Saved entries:
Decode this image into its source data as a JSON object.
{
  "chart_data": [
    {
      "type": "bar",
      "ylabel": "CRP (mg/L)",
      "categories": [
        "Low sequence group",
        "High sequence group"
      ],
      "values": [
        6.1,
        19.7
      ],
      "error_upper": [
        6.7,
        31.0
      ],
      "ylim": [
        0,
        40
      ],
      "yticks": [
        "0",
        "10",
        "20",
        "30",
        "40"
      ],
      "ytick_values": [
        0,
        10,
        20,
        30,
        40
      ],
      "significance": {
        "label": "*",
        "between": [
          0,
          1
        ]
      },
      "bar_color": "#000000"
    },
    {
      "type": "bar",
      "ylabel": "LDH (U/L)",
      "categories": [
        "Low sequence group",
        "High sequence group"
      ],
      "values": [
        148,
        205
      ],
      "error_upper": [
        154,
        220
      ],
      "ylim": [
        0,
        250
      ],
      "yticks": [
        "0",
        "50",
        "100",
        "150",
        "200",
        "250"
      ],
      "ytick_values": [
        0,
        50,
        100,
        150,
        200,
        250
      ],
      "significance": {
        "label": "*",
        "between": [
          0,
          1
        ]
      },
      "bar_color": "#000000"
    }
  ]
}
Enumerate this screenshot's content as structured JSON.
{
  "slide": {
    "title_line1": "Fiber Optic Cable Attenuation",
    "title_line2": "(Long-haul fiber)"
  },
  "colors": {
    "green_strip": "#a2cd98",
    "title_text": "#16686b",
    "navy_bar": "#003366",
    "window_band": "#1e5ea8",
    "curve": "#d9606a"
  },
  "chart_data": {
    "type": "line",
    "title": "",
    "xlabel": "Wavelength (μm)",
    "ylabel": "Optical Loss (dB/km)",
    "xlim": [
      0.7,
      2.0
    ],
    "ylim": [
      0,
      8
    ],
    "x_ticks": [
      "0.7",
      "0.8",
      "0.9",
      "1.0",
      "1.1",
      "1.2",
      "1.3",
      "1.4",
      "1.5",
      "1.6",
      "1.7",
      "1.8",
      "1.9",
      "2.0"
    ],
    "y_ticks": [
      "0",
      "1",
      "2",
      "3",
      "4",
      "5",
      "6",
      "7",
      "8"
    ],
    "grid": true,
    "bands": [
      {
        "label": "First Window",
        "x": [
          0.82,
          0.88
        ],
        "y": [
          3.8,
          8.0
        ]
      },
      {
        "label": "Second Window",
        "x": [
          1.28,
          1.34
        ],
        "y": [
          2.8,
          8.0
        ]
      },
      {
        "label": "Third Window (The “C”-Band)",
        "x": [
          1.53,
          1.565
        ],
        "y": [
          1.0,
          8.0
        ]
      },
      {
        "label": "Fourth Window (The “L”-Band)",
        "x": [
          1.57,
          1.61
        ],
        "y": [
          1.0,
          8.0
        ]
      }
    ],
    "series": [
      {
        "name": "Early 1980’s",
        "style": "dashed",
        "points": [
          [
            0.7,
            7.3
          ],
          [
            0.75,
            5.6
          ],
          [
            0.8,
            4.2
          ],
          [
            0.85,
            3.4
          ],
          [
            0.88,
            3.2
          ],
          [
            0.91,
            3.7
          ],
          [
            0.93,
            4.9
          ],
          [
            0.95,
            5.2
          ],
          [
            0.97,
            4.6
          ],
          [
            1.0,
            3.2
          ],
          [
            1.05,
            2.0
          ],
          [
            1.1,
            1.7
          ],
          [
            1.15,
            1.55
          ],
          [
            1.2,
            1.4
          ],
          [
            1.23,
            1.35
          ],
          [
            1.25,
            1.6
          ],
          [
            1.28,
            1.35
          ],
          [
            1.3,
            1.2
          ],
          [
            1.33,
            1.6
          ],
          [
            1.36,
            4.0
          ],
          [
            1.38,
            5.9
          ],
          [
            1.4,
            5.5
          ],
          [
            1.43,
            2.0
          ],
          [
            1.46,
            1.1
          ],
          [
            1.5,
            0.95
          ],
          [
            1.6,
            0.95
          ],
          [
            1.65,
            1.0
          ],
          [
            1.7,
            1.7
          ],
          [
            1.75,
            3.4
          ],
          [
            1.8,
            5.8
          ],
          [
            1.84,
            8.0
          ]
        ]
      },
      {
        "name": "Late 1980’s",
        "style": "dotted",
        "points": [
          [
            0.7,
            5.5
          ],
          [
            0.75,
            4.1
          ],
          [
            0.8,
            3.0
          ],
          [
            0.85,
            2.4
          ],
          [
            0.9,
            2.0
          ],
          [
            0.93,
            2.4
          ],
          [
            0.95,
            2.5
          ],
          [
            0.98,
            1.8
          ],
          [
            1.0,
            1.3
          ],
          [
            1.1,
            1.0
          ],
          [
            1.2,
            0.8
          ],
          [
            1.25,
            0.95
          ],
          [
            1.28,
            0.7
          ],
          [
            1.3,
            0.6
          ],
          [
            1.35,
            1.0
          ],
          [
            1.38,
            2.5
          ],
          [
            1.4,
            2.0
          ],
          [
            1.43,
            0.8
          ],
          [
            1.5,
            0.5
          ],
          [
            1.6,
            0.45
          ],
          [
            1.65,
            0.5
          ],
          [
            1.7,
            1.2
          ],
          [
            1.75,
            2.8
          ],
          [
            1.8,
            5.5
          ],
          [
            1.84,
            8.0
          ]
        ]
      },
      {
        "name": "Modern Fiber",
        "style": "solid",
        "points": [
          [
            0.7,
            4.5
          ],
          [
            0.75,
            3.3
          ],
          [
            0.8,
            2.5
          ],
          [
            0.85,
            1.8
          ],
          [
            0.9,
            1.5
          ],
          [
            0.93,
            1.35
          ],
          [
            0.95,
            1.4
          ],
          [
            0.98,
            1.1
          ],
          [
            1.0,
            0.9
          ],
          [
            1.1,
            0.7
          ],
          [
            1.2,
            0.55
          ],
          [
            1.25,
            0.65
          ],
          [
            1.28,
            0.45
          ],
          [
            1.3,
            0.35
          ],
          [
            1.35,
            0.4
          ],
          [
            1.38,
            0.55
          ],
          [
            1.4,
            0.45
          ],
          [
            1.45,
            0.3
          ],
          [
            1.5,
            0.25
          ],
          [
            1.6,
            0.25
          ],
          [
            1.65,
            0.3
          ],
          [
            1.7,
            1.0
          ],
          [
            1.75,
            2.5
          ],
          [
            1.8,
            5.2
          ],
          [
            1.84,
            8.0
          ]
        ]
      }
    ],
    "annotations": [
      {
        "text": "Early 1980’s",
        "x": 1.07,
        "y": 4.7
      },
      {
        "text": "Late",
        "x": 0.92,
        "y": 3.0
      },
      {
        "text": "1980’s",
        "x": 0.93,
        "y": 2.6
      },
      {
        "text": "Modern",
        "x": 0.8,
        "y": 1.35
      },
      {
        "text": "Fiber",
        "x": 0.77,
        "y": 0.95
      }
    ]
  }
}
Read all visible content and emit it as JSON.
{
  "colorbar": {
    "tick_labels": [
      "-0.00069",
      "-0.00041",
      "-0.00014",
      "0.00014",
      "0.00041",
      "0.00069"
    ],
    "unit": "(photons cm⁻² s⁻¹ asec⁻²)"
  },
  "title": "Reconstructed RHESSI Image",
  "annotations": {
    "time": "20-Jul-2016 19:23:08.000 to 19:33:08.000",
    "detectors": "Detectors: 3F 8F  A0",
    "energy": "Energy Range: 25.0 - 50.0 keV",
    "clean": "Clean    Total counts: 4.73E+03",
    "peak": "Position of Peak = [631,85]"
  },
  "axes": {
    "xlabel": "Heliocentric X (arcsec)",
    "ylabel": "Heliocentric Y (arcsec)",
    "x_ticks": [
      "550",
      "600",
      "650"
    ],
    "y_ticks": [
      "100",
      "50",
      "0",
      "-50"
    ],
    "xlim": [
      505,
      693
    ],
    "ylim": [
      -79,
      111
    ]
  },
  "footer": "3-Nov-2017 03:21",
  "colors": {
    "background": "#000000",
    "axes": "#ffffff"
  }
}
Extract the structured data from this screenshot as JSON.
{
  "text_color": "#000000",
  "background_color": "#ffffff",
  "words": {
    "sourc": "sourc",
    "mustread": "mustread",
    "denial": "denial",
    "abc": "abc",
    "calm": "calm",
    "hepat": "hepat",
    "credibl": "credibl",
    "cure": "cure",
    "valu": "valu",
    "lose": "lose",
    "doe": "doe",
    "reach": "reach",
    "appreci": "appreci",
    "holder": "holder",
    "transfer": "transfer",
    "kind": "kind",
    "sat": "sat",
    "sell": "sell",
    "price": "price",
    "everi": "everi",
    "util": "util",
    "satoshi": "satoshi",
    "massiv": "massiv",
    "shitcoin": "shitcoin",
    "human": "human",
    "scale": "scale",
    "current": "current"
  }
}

EXERCISE AIM: How many lines in these records hold the string "structured"? Reply with the number alone.

SOLUTION TO THE EXERCISE: 2